Provide an exact transcription of all the records.

[START OF MATERIALS PROVIDED]

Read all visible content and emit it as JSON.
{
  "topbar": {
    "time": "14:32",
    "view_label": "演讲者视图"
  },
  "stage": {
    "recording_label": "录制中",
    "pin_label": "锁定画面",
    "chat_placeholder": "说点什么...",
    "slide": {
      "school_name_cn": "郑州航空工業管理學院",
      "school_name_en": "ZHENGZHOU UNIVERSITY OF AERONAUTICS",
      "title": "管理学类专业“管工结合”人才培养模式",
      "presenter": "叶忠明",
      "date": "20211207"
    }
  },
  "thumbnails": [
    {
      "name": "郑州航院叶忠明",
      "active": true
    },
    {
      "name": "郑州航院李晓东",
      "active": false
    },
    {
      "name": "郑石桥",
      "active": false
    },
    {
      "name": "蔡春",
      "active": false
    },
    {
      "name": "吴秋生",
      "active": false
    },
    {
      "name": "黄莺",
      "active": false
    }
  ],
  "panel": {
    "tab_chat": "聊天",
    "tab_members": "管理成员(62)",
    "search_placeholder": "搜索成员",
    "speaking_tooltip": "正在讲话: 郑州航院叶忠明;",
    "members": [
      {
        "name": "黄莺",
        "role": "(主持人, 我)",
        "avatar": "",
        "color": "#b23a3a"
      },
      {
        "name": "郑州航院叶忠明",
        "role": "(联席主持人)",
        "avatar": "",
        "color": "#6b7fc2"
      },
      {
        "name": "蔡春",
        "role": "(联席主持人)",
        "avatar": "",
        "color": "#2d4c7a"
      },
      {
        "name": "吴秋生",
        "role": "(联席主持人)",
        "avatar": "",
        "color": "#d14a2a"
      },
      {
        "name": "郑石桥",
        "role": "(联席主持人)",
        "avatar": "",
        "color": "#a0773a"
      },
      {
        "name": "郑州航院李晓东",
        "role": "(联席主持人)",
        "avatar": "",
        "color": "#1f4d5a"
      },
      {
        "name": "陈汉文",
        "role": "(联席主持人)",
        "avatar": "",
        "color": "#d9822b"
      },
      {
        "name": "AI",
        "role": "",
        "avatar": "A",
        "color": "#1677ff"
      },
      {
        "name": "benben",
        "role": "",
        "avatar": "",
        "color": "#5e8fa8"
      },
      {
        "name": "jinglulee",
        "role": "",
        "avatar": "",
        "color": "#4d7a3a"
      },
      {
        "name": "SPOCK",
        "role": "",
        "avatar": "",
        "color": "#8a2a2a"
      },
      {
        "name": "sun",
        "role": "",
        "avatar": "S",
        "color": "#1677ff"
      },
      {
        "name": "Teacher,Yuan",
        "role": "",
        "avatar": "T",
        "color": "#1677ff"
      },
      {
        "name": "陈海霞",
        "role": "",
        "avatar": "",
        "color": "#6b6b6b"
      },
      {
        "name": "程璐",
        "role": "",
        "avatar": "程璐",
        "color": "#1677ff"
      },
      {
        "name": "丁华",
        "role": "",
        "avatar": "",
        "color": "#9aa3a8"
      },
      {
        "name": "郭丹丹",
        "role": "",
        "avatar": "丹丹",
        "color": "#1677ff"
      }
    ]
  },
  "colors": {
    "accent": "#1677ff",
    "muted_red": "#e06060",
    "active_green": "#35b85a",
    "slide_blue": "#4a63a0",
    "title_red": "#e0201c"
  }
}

[END OF MATERIALS PROVIDED]

ANSWER FOR THIS EXERCISE:
Read all visible content and emit it as JSON.
{
  "topbar": {
    "time": "14:32",
    "view_label": "演讲者视图"
  },
  "stage": {
    "recording_label": "录制中",
    "pin_label": "锁定画面",
    "chat_placeholder": "说点什么...",
    "slide": {
      "school_name_cn": "郑州航空工業管理學院",
      "school_name_en": "ZHENGZHOU UNIVERSITY OF AERONAUTICS",
      "title": "管理学类专业“管工结合”人才培养模式",
      "presenter": "叶忠明",
      "date": "20211207"
    }
  },
  "thumbnails": [
    {
      "name": "郑州航院叶忠明",
      "active": true
    },
    {
      "name": "郑州航院李晓东",
      "active": false
    },
    {
      "name": "郑石桥",
      "active": false
    },
    {
      "name": "蔡春",
      "active": false
    },
    {
      "name": "吴秋生",
      "active": false
    },
    {
      "name": "黄莺",
      "active": false
    }
  ],
  "panel": {
    "tab_chat": "聊天",
    "tab_members": "管理成员(62)",
    "search_placeholder": "搜索成员",
    "speaking_tooltip": "正在讲话: 郑州航院叶忠明;",
    "members": [
      {
        "name": "黄莺",
        "role": "(主持人, 我)",
        "avatar": "",
        "color": "#b23a3a"
      },
      {
        "name": "郑州航院叶忠明",
        "role": "(联席主持人)",
        "avatar": "",
        "color": "#6b7fc2"
      },
      {
        "name": "蔡春",
        "role": "(联席主持人)",
        "avatar": "",
        "color": "#2d4c7a"
      },
      {
        "name": "吴秋生",
        "role": "(联席主持人)",
        "avatar": "",
        "color": "#d14a2a"
      },
      {
        "name": "郑石桥",
        "role": "(联席主持人)",
        "avatar": "",
        "color": "#a0773a"
      },
      {
        "name": "郑州航院李晓东",
        "role": "(联席主持人)",
        "avatar": "",
        "color": "#1f4d5a"
      },
      {
        "name": "陈汉文",
        "role": "(联席主持人)",
        "avatar": "",
        "color": "#d9822b"
      },
      {
        "name": "AI",
        "role": "",
        "avatar": "A",
        "color": "#1677ff"
      },
      {
        "name": "benben",
        "role": "",
        "avatar": "",
        "color": "#5e8fa8"
      },
      {
        "name": "jinglulee",
        "role": "",
        "avatar": "",
        "color": "#4d7a3a"
      },
      {
        "name": "SPOCK",
        "role": "",
        "avatar": "",
        "color": "#8a2a2a"
      },
      {
        "name": "sun",
        "role": "",
        "avatar": "S",
        "color": "#1677ff"
      },
      {
        "name": "Teacher,Yuan",
        "role": "",
        "avatar": "T",
        "color": "#1677ff"
      },
      {
        "name": "陈海霞",
        "role": "",
        "avatar": "",
        "color": "#6b6b6b"
      },
      {
        "name": "程璐",
        "role": "",
        "avatar": "程璐",
        "color": "#1677ff"
      },
      {
        "name": "丁华",
        "role": "",
        "avatar": "",
        "color": "#9aa3a8"
      },
      {
        "name": "郭丹丹",
        "role": "",
        "avatar": "丹丹",
        "color": "#1677ff"
      }
    ]
  },
  "colors": {
    "accent": "#1677ff",
    "muted_red": "#e06060",
    "active_green": "#35b85a",
    "slide_blue": "#4a63a0",
    "title_red": "#e0201c"
  }
}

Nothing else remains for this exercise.